§ PROBLEM STATEMENT
Can you transcribe the data exactly? Leave the pictures out.

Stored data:
· · · · · · ·

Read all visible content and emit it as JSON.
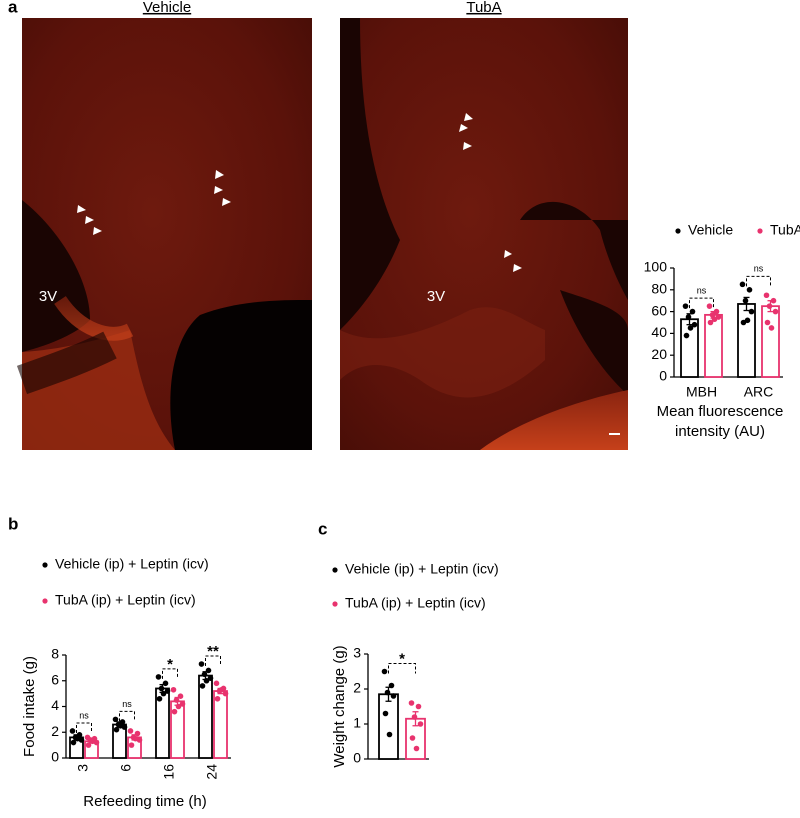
{
  "panels": [
    "a",
    "b",
    "c"
  ],
  "images": [
    {
      "title": "Vehicle",
      "label": "3V"
    },
    {
      "title": "TubA",
      "label": "3V"
    }
  ],
  "chart_data": [
    {
      "type": "bar",
      "categories": [
        "MBH",
        "ARC"
      ],
      "xlabel": [
        "Mean fluorescence",
        "intensity (AU)"
      ],
      "ylim": [
        0,
        100
      ],
      "yticks": [
        0,
        20,
        40,
        60,
        80,
        100
      ],
      "legend": "top",
      "significance": [
        "ns",
        "ns"
      ],
      "series": [
        {
          "name": "Vehicle",
          "color": "#000000",
          "values": [
            53,
            67
          ],
          "errors": [
            5,
            6
          ],
          "points": [
            [
              65,
              60,
              55,
              48,
              38,
              45
            ],
            [
              85,
              80,
              70,
              60,
              50,
              52
            ]
          ]
        },
        {
          "name": "TubA",
          "color": "#e8336e",
          "values": [
            57,
            65
          ],
          "errors": [
            3,
            5
          ],
          "points": [
            [
              65,
              60,
              57,
              55,
              50,
              53
            ],
            [
              75,
              70,
              65,
              60,
              50,
              45
            ]
          ]
        }
      ]
    },
    {
      "type": "bar",
      "categories": [
        "3",
        "6",
        "16",
        "24"
      ],
      "xlabel": [
        "Refeeding time (h)"
      ],
      "ylabel": "Food intake (g)",
      "ylim": [
        0,
        8
      ],
      "yticks": [
        0,
        2,
        4,
        6,
        8
      ],
      "legend": "top",
      "significance": [
        "ns",
        "ns",
        "*",
        "**"
      ],
      "series": [
        {
          "name": "Vehicle (ip) + Leptin (icv)",
          "color": "#000000",
          "values": [
            1.6,
            2.6,
            5.4,
            6.4
          ],
          "errors": [
            0.2,
            0.2,
            0.3,
            0.3
          ],
          "points": [
            [
              2.1,
              1.8,
              1.6,
              1.4,
              1.2,
              1.5
            ],
            [
              3.0,
              2.8,
              2.6,
              2.4,
              2.2,
              2.5
            ],
            [
              6.3,
              5.8,
              5.4,
              5.2,
              4.6,
              5.0
            ],
            [
              7.3,
              6.8,
              6.5,
              6.2,
              5.6,
              6.0
            ]
          ]
        },
        {
          "name": "TubA (ip) + Leptin (icv)",
          "color": "#e8336e",
          "values": [
            1.3,
            1.6,
            4.4,
            5.2
          ],
          "errors": [
            0.1,
            0.2,
            0.3,
            0.2
          ],
          "points": [
            [
              1.6,
              1.5,
              1.4,
              1.2,
              1.0,
              1.3
            ],
            [
              2.1,
              1.9,
              1.6,
              1.4,
              1.0,
              1.5
            ],
            [
              5.3,
              4.8,
              4.5,
              4.2,
              3.6,
              4.0
            ],
            [
              5.8,
              5.4,
              5.2,
              5.0,
              4.6,
              5.3
            ]
          ]
        }
      ]
    },
    {
      "type": "bar",
      "categories": [
        null
      ],
      "ylabel": "Weight change (g)",
      "ylim": [
        0,
        3
      ],
      "yticks": [
        0,
        1,
        2,
        3
      ],
      "legend": "top",
      "significance": [
        "*"
      ],
      "series": [
        {
          "name": "Vehicle (ip) + Leptin (icv)",
          "color": "#000000",
          "values": [
            1.85
          ],
          "errors": [
            0.2
          ],
          "points": [
            [
              2.5,
              2.1,
              1.9,
              1.8,
              1.3,
              0.7
            ]
          ]
        },
        {
          "name": "TubA (ip) + Leptin (icv)",
          "color": "#e8336e",
          "values": [
            1.15
          ],
          "errors": [
            0.2
          ],
          "points": [
            [
              1.6,
              1.5,
              1.2,
              1.0,
              0.6,
              0.3
            ]
          ]
        }
      ]
    }
  ]
}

· · · · · · ·

§ TASK RESULT
Read all visible content and emit it as JSON.
{
  "panels": [
    "a",
    "b",
    "c"
  ],
  "images": [
    {
      "title": "Vehicle",
      "label": "3V"
    },
    {
      "title": "TubA",
      "label": "3V"
    }
  ],
  "chart_data": [
    {
      "type": "bar",
      "categories": [
        "MBH",
        "ARC"
      ],
      "xlabel": [
        "Mean fluorescence",
        "intensity (AU)"
      ],
      "ylim": [
        0,
        100
      ],
      "yticks": [
        0,
        20,
        40,
        60,
        80,
        100
      ],
      "legend": "top",
      "significance": [
        "ns",
        "ns"
      ],
      "series": [
        {
          "name": "Vehicle",
          "color": "#000000",
          "values": [
            53,
            67
          ],
          "errors": [
            5,
            6
          ],
          "points": [
            [
              65,
              60,
              55,
              48,
              38,
              45
            ],
            [
              85,
              80,
              70,
              60,
              50,
              52
            ]
          ]
        },
        {
          "name": "TubA",
          "color": "#e8336e",
          "values": [
            57,
            65
          ],
          "errors": [
            3,
            5
          ],
          "points": [
            [
              65,
              60,
              57,
              55,
              50,
              53
            ],
            [
              75,
              70,
              65,
              60,
              50,
              45
            ]
          ]
        }
      ]
    },
    {
      "type": "bar",
      "categories": [
        "3",
        "6",
        "16",
        "24"
      ],
      "xlabel": [
        "Refeeding time (h)"
      ],
      "ylabel": "Food intake (g)",
      "ylim": [
        0,
        8
      ],
      "yticks": [
        0,
        2,
        4,
        6,
        8
      ],
      "legend": "top",
      "significance": [
        "ns",
        "ns",
        "*",
        "**"
      ],
      "series": [
        {
          "name": "Vehicle (ip) + Leptin (icv)",
          "color": "#000000",
          "values": [
            1.6,
            2.6,
            5.4,
            6.4
          ],
          "errors": [
            0.2,
            0.2,
            0.3,
            0.3
          ],
          "points": [
            [
              2.1,
              1.8,
              1.6,
              1.4,
              1.2,
              1.5
            ],
            [
              3.0,
              2.8,
              2.6,
              2.4,
              2.2,
              2.5
            ],
            [
              6.3,
              5.8,
              5.4,
              5.2,
              4.6,
              5.0
            ],
            [
              7.3,
              6.8,
              6.5,
              6.2,
              5.6,
              6.0
            ]
          ]
        },
        {
          "name": "TubA (ip) + Leptin (icv)",
          "color": "#e8336e",
          "values": [
            1.3,
            1.6,
            4.4,
            5.2
          ],
          "errors": [
            0.1,
            0.2,
            0.3,
            0.2
          ],
          "points": [
            [
              1.6,
              1.5,
              1.4,
              1.2,
              1.0,
              1.3
            ],
            [
              2.1,
              1.9,
              1.6,
              1.4,
              1.0,
              1.5
            ],
            [
              5.3,
              4.8,
              4.5,
              4.2,
              3.6,
              4.0
            ],
            [
              5.8,
              5.4,
              5.2,
              5.0,
              4.6,
              5.3
            ]
          ]
        }
      ]
    },
    {
      "type": "bar",
      "categories": [
        null
      ],
      "ylabel": "Weight change (g)",
      "ylim": [
        0,
        3
      ],
      "yticks": [
        0,
        1,
        2,
        3
      ],
      "legend": "top",
      "significance": [
        "*"
      ],
      "series": [
        {
          "name": "Vehicle (ip) + Leptin (icv)",
          "color": "#000000",
          "values": [
            1.85
          ],
          "errors": [
            0.2
          ],
          "points": [
            [
              2.5,
              2.1,
              1.9,
              1.8,
              1.3,
              0.7
            ]
          ]
        },
        {
          "name": "TubA (ip) + Leptin (icv)",
          "color": "#e8336e",
          "values": [
            1.15
          ],
          "errors": [
            0.2
          ],
          "points": [
            [
              1.6,
              1.5,
              1.2,
              1.0,
              0.6,
              0.3
            ]
          ]
        }
      ]
    }
  ]
}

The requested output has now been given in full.